(Supplied passage)
------------------------------------------------------------------------

I adored season 1 of this show and that was hard to beat. The whole concept of hosts trying to break free from their loop had a Greek tragedy flavour to it, with a sprink of Nietzsche when they kill their creator. Usage of time, loops within the loops, were amazing features and it was […]
I adored season 1 of this show and that was hard to beat. The whole concept of hosts trying to break free from their loop had a Greek tragedy flavour to it, with a sprink of Nietzsche when they kill their creator. Usage of time, loops within the loops, were amazing features and it was hard to pick your favourite twist in the plot, from Bernard to Dolores.
A part if me was afraid they were out of things to say.
Oh boy I was wrong.
Where should I start? The whole season 2 is a tangle of what was beast in season 1, but taking concepts and reversing them by bringing a new ingredient to the equation: what if, instead or hosts trying to be human, the whole idea was for humans trying to be a little more like the hosts? While machines seek mortality, people are striving to achieve that god-like immortality, but by doing that they fall, from creators to creatures, loosing the very thing that could would make them unique.

------------------------------------------------------------------------

(Exercise material)
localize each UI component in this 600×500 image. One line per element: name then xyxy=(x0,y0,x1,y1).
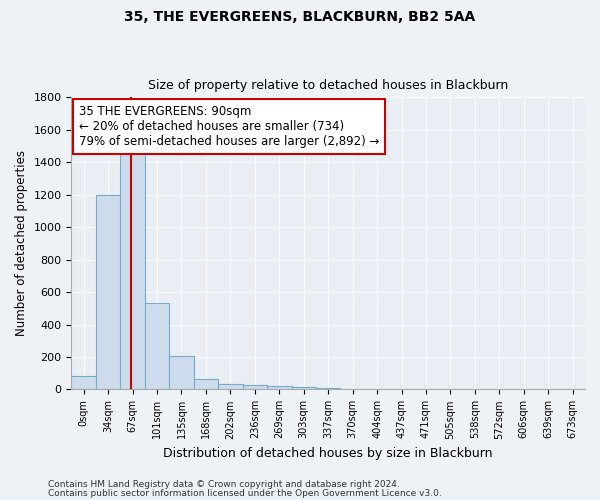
Title: Size of property relative to detached houses in Blackburn: Size of property relative to detached ho… xyxy=(148,79,508,92)
Bar xyxy=(194,379,218,390)
Bar xyxy=(169,356,194,390)
Bar xyxy=(340,388,365,390)
Bar xyxy=(267,386,292,390)
Text: 35, THE EVERGREENS, BLACKBURN, BB2 5AA: 35, THE EVERGREENS, BLACKBURN, BB2 5AA xyxy=(124,10,476,24)
Bar xyxy=(242,385,267,390)
Y-axis label: Number of detached properties: Number of detached properties xyxy=(15,150,28,336)
Text: Contains public sector information licensed under the Open Government Licence v3: Contains public sector information licen… xyxy=(48,488,442,498)
Bar xyxy=(71,376,96,390)
Text: 35 THE EVERGREENS: 90sqm
← 20% of detached houses are smaller (734)
79% of semi-: 35 THE EVERGREENS: 90sqm ← 20% of detach… xyxy=(79,104,379,148)
Bar xyxy=(292,387,316,390)
Bar xyxy=(316,388,340,390)
Text: Contains HM Land Registry data © Crown copyright and database right 2024.: Contains HM Land Registry data © Crown c… xyxy=(48,480,400,489)
Bar xyxy=(145,304,169,390)
Bar xyxy=(218,384,242,390)
Bar xyxy=(121,151,145,390)
Bar xyxy=(96,194,121,390)
X-axis label: Distribution of detached houses by size in Blackburn: Distribution of detached houses by size … xyxy=(163,447,493,460)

------------------------------------------------------------------------

(Exercise requirements)
- a) Can you print the part of the season review between "A part if me" and "make them unique.", inclusive, copied word for word?
- b) Would you output, unchanged, the lines of the records between the lines holding "Title: Size of" and "Bar xyxy=(96,194,121,390)", inclusive, and nothing else?

(Solutions)
- a)
A part if me was afraid they were out of things to say.
Oh boy I was wrong.
Where should I start? The whole season 2 is a tangle of what was beast in season 1, but taking concepts and reversing them by bringing a new ingredient to the equation: what if, instead or hosts trying to be human, the whole idea was for humans trying to be a little more like the hosts? While machines seek mortality, people are striving to achieve that god-like immortality, but by doing that they fall, from creators to creatures, loosing the very thing that could would make them unique.

- b)
Title: Size of property relative to detached houses in Blackburn: Size of property relative to detached ho… xyxy=(148,79,508,92)
Bar xyxy=(194,379,218,390)
Bar xyxy=(169,356,194,390)
Bar xyxy=(340,388,365,390)
Bar xyxy=(267,386,292,390)
Text: 35, THE EVERGREENS, BLACKBURN, BB2 5AA: 35, THE EVERGREENS, BLACKBURN, BB2 5AA xyxy=(124,10,476,24)
Bar xyxy=(242,385,267,390)
Y-axis label: Number of detached properties: Number of detached properties xyxy=(15,150,28,336)
Text: Contains public sector information licensed under the Open Government Licence v3: Contains public sector information licen… xyxy=(48,488,442,498)
Bar xyxy=(71,376,96,390)
Text: 35 THE EVERGREENS: 90sqm
← 20% of detached houses are smaller (734)
79% of semi-: 35 THE EVERGREENS: 90sqm ← 20% of detach… xyxy=(79,104,379,148)
Bar xyxy=(292,387,316,390)
Bar xyxy=(316,388,340,390)
Text: Contains HM Land Registry data © Crown copyright and database right 2024.: Contains HM Land Registry data © Crown c… xyxy=(48,480,400,489)
Bar xyxy=(145,304,169,390)
Bar xyxy=(218,384,242,390)
Bar xyxy=(121,151,145,390)
Bar xyxy=(96,194,121,390)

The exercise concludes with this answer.